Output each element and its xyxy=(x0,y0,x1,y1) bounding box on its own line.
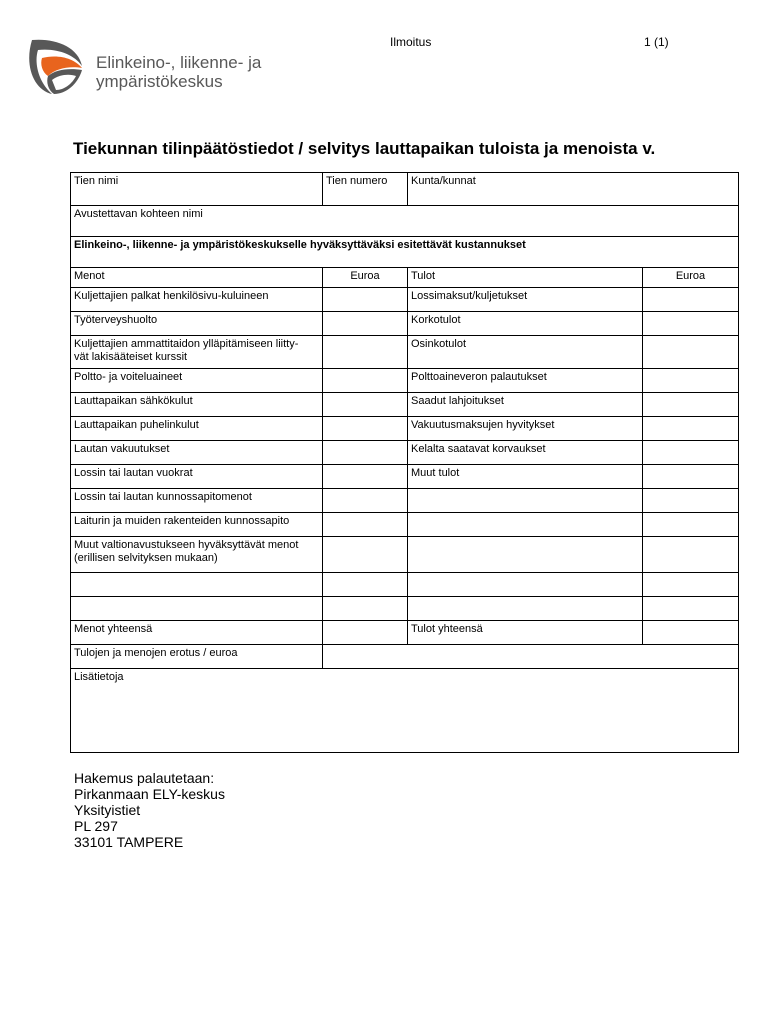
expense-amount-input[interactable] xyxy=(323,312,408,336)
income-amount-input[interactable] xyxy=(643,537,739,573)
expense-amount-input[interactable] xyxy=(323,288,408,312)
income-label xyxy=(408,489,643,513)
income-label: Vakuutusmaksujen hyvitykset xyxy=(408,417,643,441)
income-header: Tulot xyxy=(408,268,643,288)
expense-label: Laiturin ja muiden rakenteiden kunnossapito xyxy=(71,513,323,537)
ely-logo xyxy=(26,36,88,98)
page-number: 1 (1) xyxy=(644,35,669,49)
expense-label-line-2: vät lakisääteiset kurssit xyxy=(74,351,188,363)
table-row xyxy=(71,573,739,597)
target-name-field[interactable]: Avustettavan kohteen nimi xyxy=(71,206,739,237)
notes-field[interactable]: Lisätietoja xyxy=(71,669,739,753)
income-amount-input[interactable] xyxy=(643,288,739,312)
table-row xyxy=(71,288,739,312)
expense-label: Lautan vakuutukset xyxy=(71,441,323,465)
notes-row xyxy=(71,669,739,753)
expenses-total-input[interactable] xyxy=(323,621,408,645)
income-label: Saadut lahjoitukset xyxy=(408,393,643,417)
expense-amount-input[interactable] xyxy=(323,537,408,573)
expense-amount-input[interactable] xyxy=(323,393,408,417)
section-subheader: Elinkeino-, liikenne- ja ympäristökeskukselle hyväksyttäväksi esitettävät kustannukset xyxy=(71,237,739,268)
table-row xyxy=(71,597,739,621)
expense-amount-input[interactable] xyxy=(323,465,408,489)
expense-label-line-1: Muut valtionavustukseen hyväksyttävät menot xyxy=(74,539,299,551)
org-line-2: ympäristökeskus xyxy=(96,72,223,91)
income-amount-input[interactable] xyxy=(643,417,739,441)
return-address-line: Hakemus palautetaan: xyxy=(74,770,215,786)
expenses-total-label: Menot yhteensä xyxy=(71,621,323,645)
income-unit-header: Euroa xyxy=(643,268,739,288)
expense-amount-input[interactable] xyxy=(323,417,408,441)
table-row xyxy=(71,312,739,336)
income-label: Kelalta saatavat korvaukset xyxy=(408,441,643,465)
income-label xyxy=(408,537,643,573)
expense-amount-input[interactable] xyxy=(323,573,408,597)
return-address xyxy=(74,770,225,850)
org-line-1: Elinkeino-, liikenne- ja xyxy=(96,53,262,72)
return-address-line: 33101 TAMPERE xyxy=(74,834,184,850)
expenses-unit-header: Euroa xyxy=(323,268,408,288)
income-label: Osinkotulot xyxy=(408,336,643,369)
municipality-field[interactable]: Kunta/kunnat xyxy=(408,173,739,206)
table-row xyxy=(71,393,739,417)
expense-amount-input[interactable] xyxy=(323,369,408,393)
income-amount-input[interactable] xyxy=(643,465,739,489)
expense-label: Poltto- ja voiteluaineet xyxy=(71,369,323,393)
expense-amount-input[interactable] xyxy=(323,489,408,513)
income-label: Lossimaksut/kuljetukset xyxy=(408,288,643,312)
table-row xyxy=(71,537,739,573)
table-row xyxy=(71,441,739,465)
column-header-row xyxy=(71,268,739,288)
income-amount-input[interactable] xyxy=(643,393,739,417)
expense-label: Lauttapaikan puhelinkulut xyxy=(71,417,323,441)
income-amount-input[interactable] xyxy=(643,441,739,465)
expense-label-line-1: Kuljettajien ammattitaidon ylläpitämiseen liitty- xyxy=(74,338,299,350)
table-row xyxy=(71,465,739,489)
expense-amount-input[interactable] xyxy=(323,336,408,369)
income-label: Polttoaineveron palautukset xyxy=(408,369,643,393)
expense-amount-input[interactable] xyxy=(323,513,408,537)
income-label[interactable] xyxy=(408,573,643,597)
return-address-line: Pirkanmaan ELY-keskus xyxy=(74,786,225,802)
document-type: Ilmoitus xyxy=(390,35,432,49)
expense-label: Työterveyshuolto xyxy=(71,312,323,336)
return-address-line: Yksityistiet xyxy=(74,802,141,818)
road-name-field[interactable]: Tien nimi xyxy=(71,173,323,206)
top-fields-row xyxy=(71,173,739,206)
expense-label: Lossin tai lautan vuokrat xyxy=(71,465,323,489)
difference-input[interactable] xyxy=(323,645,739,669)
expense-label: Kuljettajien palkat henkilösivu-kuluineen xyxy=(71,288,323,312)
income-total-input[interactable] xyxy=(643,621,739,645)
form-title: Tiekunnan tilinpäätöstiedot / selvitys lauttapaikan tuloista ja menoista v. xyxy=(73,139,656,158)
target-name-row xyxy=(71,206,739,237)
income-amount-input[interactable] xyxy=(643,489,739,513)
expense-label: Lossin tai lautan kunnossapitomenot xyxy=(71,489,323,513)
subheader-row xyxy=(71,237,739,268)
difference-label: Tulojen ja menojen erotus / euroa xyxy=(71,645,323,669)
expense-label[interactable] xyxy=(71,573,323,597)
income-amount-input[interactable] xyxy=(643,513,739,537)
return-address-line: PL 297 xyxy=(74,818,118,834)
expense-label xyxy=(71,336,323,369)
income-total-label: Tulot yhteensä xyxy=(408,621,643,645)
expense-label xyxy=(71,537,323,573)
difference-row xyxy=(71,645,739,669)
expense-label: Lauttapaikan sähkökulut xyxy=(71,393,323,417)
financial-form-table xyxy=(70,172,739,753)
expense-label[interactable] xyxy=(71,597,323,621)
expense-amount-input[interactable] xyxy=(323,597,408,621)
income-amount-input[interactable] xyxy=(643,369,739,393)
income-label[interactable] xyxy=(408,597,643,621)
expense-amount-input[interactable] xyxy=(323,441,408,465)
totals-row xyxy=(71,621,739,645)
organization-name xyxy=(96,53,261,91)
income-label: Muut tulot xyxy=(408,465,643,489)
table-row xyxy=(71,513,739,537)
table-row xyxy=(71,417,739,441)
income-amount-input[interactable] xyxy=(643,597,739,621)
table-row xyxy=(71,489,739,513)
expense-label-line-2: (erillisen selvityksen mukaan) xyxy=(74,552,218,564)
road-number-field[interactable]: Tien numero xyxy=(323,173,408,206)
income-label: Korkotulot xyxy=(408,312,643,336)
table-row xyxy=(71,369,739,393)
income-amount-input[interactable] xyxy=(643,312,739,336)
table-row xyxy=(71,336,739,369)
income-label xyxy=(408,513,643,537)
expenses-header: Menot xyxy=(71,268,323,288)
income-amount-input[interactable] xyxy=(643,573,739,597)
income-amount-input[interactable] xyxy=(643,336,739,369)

◇ ◇ ◇ ◇ ◇ ◇ ◇

Problem to work on: Extract every line from all of the items above, unchanged, but leave the pictures out.

Full output:
Output each element and its xyxy=(x0,y0,x1,y1) bounding box on its own line.
expense-amount-input[interactable] xyxy=(323,312,408,336)
income-amount-input[interactable] xyxy=(643,537,739,573)
expense-amount-input[interactable] xyxy=(323,288,408,312)
income-label xyxy=(408,489,643,513)
income-label: Vakuutusmaksujen hyvitykset xyxy=(408,417,643,441)
income-header: Tulot xyxy=(408,268,643,288)
expense-label: Laiturin ja muiden rakenteiden kunnossapito xyxy=(71,513,323,537)
ely-logo xyxy=(26,36,88,98)
page-number: 1 (1) xyxy=(644,35,669,49)
expense-label-line-2: vät lakisääteiset kurssit xyxy=(74,351,188,363)
table-row xyxy=(71,573,739,597)
target-name-field[interactable]: Avustettavan kohteen nimi xyxy=(71,206,739,237)
notes-field[interactable]: Lisätietoja xyxy=(71,669,739,753)
income-amount-input[interactable] xyxy=(643,288,739,312)
table-row xyxy=(71,288,739,312)
expense-label: Lautan vakuutukset xyxy=(71,441,323,465)
notes-row xyxy=(71,669,739,753)
expenses-total-input[interactable] xyxy=(323,621,408,645)
income-label: Saadut lahjoitukset xyxy=(408,393,643,417)
expense-amount-input[interactable] xyxy=(323,537,408,573)
expense-amount-input[interactable] xyxy=(323,393,408,417)
section-subheader: Elinkeino-, liikenne- ja ympäristökeskukselle hyväksyttäväksi esitettävät kustannukset xyxy=(71,237,739,268)
table-row xyxy=(71,597,739,621)
expense-amount-input[interactable] xyxy=(323,465,408,489)
expense-label-line-1: Muut valtionavustukseen hyväksyttävät menot xyxy=(74,539,299,551)
org-line-2: ympäristökeskus xyxy=(96,72,223,91)
income-amount-input[interactable] xyxy=(643,417,739,441)
return-address-line: Hakemus palautetaan: xyxy=(74,770,215,786)
expenses-total-label: Menot yhteensä xyxy=(71,621,323,645)
income-unit-header: Euroa xyxy=(643,268,739,288)
expense-amount-input[interactable] xyxy=(323,417,408,441)
table-row xyxy=(71,312,739,336)
income-label: Kelalta saatavat korvaukset xyxy=(408,441,643,465)
income-label xyxy=(408,537,643,573)
expense-amount-input[interactable] xyxy=(323,573,408,597)
return-address xyxy=(74,770,225,850)
org-line-1: Elinkeino-, liikenne- ja xyxy=(96,53,262,72)
return-address-line: 33101 TAMPERE xyxy=(74,834,184,850)
expenses-unit-header: Euroa xyxy=(323,268,408,288)
income-label: Osinkotulot xyxy=(408,336,643,369)
municipality-field[interactable]: Kunta/kunnat xyxy=(408,173,739,206)
table-row xyxy=(71,393,739,417)
expense-amount-input[interactable] xyxy=(323,369,408,393)
income-amount-input[interactable] xyxy=(643,465,739,489)
expense-label: Poltto- ja voiteluaineet xyxy=(71,369,323,393)
expense-amount-input[interactable] xyxy=(323,489,408,513)
income-label: Lossimaksut/kuljetukset xyxy=(408,288,643,312)
table-row xyxy=(71,537,739,573)
table-row xyxy=(71,441,739,465)
column-header-row xyxy=(71,268,739,288)
income-amount-input[interactable] xyxy=(643,393,739,417)
expense-label: Lauttapaikan puhelinkulut xyxy=(71,417,323,441)
income-amount-input[interactable] xyxy=(643,441,739,465)
expense-label-line-1: Kuljettajien ammattitaidon ylläpitämiseen liitty- xyxy=(74,338,299,350)
table-row xyxy=(71,465,739,489)
expense-amount-input[interactable] xyxy=(323,336,408,369)
income-label: Polttoaineveron palautukset xyxy=(408,369,643,393)
expense-amount-input[interactable] xyxy=(323,513,408,537)
income-label[interactable] xyxy=(408,573,643,597)
return-address-line: Pirkanmaan ELY-keskus xyxy=(74,786,225,802)
document-type: Ilmoitus xyxy=(390,35,432,49)
expense-label: Työterveyshuolto xyxy=(71,312,323,336)
return-address-line: Yksityistiet xyxy=(74,802,141,818)
road-name-field[interactable]: Tien nimi xyxy=(71,173,323,206)
top-fields-row xyxy=(71,173,739,206)
expense-label: Lossin tai lautan vuokrat xyxy=(71,465,323,489)
difference-input[interactable] xyxy=(323,645,739,669)
expense-label: Kuljettajien palkat henkilösivu-kuluineen xyxy=(71,288,323,312)
income-total-input[interactable] xyxy=(643,621,739,645)
form-title: Tiekunnan tilinpäätöstiedot / selvitys lauttapaikan tuloista ja menoista v. xyxy=(73,139,656,158)
target-name-row xyxy=(71,206,739,237)
income-amount-input[interactable] xyxy=(643,489,739,513)
expense-label: Lossin tai lautan kunnossapitomenot xyxy=(71,489,323,513)
subheader-row xyxy=(71,237,739,268)
difference-label: Tulojen ja menojen erotus / euroa xyxy=(71,645,323,669)
expense-label[interactable] xyxy=(71,573,323,597)
income-amount-input[interactable] xyxy=(643,513,739,537)
return-address-line: PL 297 xyxy=(74,818,118,834)
expense-label xyxy=(71,336,323,369)
income-total-label: Tulot yhteensä xyxy=(408,621,643,645)
expense-label xyxy=(71,537,323,573)
difference-row xyxy=(71,645,739,669)
expense-label: Lauttapaikan sähkökulut xyxy=(71,393,323,417)
financial-form-table xyxy=(70,172,739,753)
expense-label[interactable] xyxy=(71,597,323,621)
expense-amount-input[interactable] xyxy=(323,597,408,621)
income-amount-input[interactable] xyxy=(643,369,739,393)
income-label[interactable] xyxy=(408,597,643,621)
expense-amount-input[interactable] xyxy=(323,441,408,465)
totals-row xyxy=(71,621,739,645)
organization-name xyxy=(96,53,261,91)
income-label: Muut tulot xyxy=(408,465,643,489)
table-row xyxy=(71,513,739,537)
table-row xyxy=(71,417,739,441)
income-amount-input[interactable] xyxy=(643,597,739,621)
table-row xyxy=(71,489,739,513)
expense-label-line-2: (erillisen selvityksen mukaan) xyxy=(74,552,218,564)
road-number-field[interactable]: Tien numero xyxy=(323,173,408,206)
income-label: Korkotulot xyxy=(408,312,643,336)
table-row xyxy=(71,369,739,393)
income-amount-input[interactable] xyxy=(643,312,739,336)
table-row xyxy=(71,336,739,369)
income-label xyxy=(408,513,643,537)
expenses-header: Menot xyxy=(71,268,323,288)
income-amount-input[interactable] xyxy=(643,573,739,597)
income-amount-input[interactable] xyxy=(643,336,739,369)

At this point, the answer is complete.